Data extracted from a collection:
start

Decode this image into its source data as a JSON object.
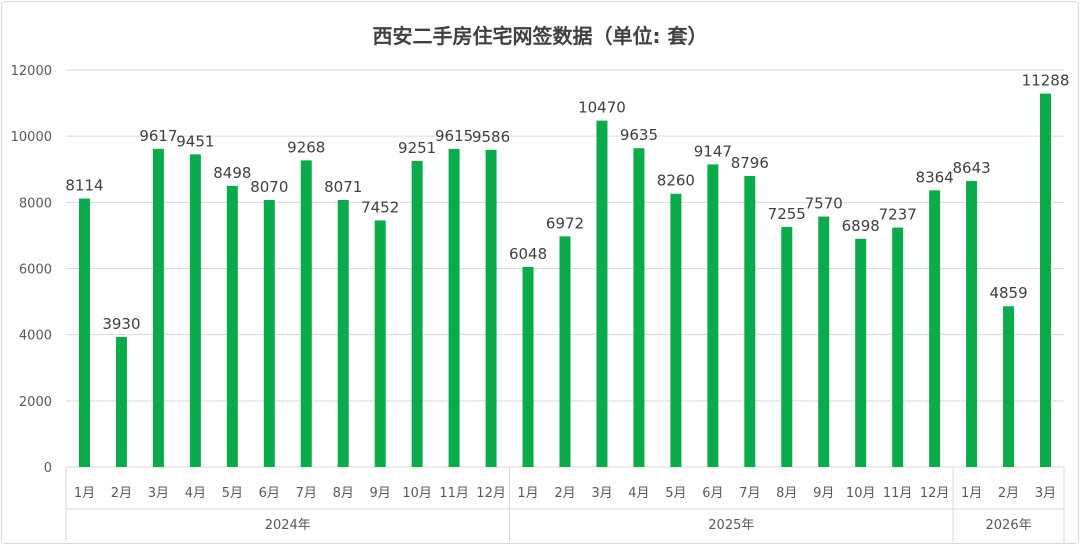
{
  "chart_data": {
    "type": "bar",
    "title": "西安二手房住宅网签数据（单位: 套）",
    "xlabel": "",
    "ylabel": "",
    "ylim": [
      0,
      12000
    ],
    "yticks": [
      0,
      2000,
      4000,
      6000,
      8000,
      10000,
      12000
    ],
    "grid": true,
    "bar_color": "#0aab4a",
    "categories": [
      "1月",
      "2月",
      "3月",
      "4月",
      "5月",
      "6月",
      "7月",
      "8月",
      "9月",
      "10月",
      "11月",
      "12月",
      "1月",
      "2月",
      "3月",
      "4月",
      "5月",
      "6月",
      "7月",
      "8月",
      "9月",
      "10月",
      "11月",
      "12月",
      "1月",
      "2月",
      "3月"
    ],
    "groups": [
      {
        "label": "2024年",
        "count": 12
      },
      {
        "label": "2025年",
        "count": 12
      },
      {
        "label": "2026年",
        "count": 3
      }
    ],
    "values": [
      8114,
      3930,
      9617,
      9451,
      8498,
      8070,
      9268,
      8071,
      7452,
      9251,
      9615,
      9586,
      6048,
      6972,
      10470,
      9635,
      8260,
      9147,
      8796,
      7255,
      7570,
      6898,
      7237,
      8364,
      8643,
      4859,
      11288
    ]
  }
}
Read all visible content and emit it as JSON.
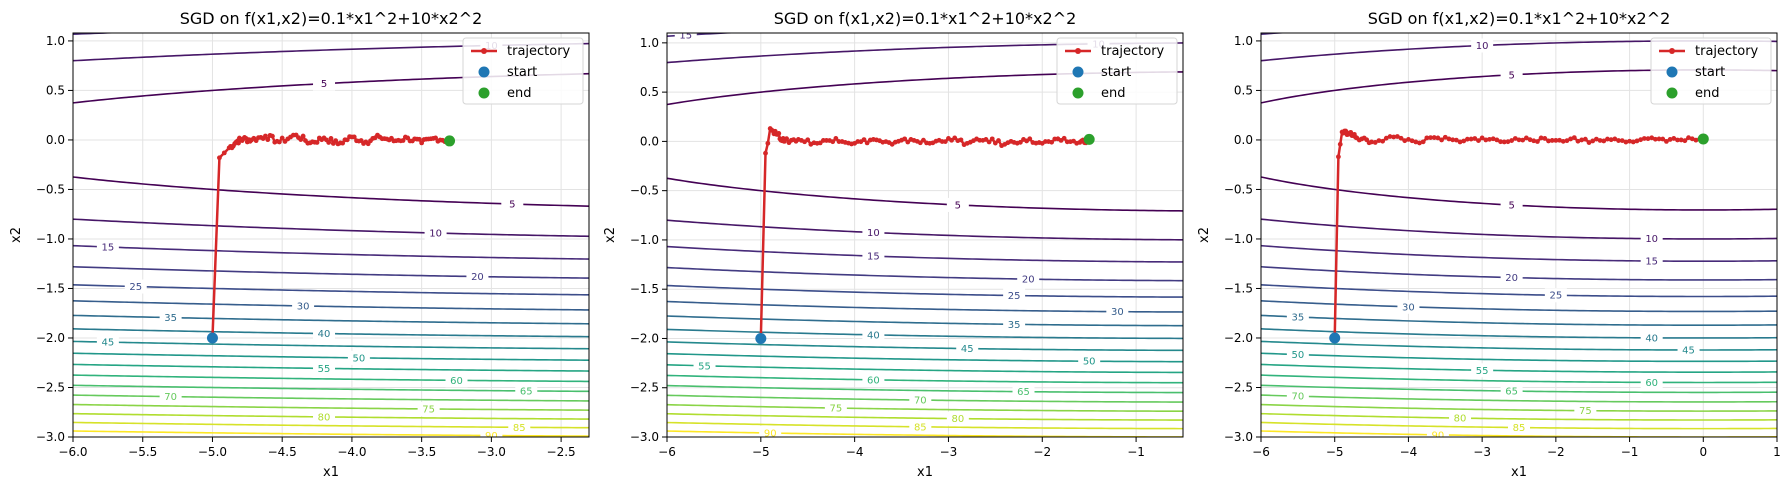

end

**PROBLEM STATEMENT:** Omit every image. Quote each record exactly.

**RESPONSE FOR THIS EXERCISE:**
Decode this image into its source data as a JSON object.
{
  "chart_data": {
    "type": "bar",
    "title": "西安二手房住宅网签数据（单位: 套）",
    "xlabel": "",
    "ylabel": "",
    "ylim": [
      0,
      12000
    ],
    "yticks": [
      0,
      2000,
      4000,
      6000,
      8000,
      10000,
      12000
    ],
    "grid": true,
    "bar_color": "#0aab4a",
    "categories": [
      "1月",
      "2月",
      "3月",
      "4月",
      "5月",
      "6月",
      "7月",
      "8月",
      "9月",
      "10月",
      "11月",
      "12月",
      "1月",
      "2月",
      "3月",
      "4月",
      "5月",
      "6月",
      "7月",
      "8月",
      "9月",
      "10月",
      "11月",
      "12月",
      "1月",
      "2月",
      "3月"
    ],
    "groups": [
      {
        "label": "2024年",
        "count": 12
      },
      {
        "label": "2025年",
        "count": 12
      },
      {
        "label": "2026年",
        "count": 3
      }
    ],
    "values": [
      8114,
      3930,
      9617,
      9451,
      8498,
      8070,
      9268,
      8071,
      7452,
      9251,
      9615,
      9586,
      6048,
      6972,
      10470,
      9635,
      8260,
      9147,
      8796,
      7255,
      7570,
      6898,
      7237,
      8364,
      8643,
      4859,
      11288
    ]
  }
}
Read all visible content and emit it as JSON.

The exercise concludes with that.